### GOAL OF THE EXERCISE
Copy each line of the material below with no changes.

### DATA ENTRIES
-- BEGIN --

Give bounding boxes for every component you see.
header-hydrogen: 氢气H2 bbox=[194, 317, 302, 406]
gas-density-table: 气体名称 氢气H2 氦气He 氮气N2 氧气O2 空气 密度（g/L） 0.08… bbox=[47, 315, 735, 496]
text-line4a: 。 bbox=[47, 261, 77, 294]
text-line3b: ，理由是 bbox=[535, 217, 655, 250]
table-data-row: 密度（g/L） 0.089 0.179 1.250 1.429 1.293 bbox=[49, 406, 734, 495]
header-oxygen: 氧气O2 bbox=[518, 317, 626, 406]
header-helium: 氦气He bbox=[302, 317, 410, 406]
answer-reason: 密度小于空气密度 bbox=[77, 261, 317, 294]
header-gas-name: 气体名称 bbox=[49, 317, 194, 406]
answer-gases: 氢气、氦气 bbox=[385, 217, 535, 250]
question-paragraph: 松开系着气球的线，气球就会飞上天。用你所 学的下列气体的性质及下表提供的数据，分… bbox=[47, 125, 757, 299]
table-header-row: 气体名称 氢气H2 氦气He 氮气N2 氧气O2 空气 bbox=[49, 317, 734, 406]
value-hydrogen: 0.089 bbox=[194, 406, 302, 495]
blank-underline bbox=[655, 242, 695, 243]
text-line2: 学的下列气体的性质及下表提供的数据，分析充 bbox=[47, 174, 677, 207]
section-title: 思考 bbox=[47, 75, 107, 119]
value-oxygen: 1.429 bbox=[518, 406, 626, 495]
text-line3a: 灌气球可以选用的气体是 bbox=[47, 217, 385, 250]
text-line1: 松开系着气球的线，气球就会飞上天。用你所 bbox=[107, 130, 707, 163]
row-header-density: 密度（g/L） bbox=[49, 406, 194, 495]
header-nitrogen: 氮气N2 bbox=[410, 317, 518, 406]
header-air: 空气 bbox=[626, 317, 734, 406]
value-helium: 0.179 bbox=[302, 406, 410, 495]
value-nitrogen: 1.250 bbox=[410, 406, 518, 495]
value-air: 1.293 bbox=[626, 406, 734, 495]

-- END --

### TASK OUTPUT
Give bounding boxes for every component you see.
header-hydrogen: 氢气H2 bbox=[194, 317, 302, 406]
gas-density-table: 气体名称 氢气H2 氦气He 氮气N2 氧气O2 空气 密度（g/L） 0.08… bbox=[47, 315, 735, 496]
text-line4a: 。 bbox=[47, 261, 77, 294]
text-line3b: ，理由是 bbox=[535, 217, 655, 250]
table-data-row: 密度（g/L） 0.089 0.179 1.250 1.429 1.293 bbox=[49, 406, 734, 495]
header-oxygen: 氧气O2 bbox=[518, 317, 626, 406]
header-helium: 氦气He bbox=[302, 317, 410, 406]
answer-reason: 密度小于空气密度 bbox=[77, 261, 317, 294]
header-gas-name: 气体名称 bbox=[49, 317, 194, 406]
answer-gases: 氢气、氦气 bbox=[385, 217, 535, 250]
question-paragraph: 松开系着气球的线，气球就会飞上天。用你所 学的下列气体的性质及下表提供的数据，分… bbox=[47, 125, 757, 299]
table-header-row: 气体名称 氢气H2 氦气He 氮气N2 氧气O2 空气 bbox=[49, 317, 734, 406]
value-hydrogen: 0.089 bbox=[194, 406, 302, 495]
blank-underline bbox=[655, 242, 695, 243]
text-line2: 学的下列气体的性质及下表提供的数据，分析充 bbox=[47, 174, 677, 207]
section-title: 思考 bbox=[47, 75, 107, 119]
value-oxygen: 1.429 bbox=[518, 406, 626, 495]
text-line3a: 灌气球可以选用的气体是 bbox=[47, 217, 385, 250]
text-line1: 松开系着气球的线，气球就会飞上天。用你所 bbox=[107, 130, 707, 163]
row-header-density: 密度（g/L） bbox=[49, 406, 194, 495]
header-nitrogen: 氮气N2 bbox=[410, 317, 518, 406]
header-air: 空气 bbox=[626, 317, 734, 406]
value-helium: 0.179 bbox=[302, 406, 410, 495]
value-nitrogen: 1.250 bbox=[410, 406, 518, 495]
value-air: 1.293 bbox=[626, 406, 734, 495]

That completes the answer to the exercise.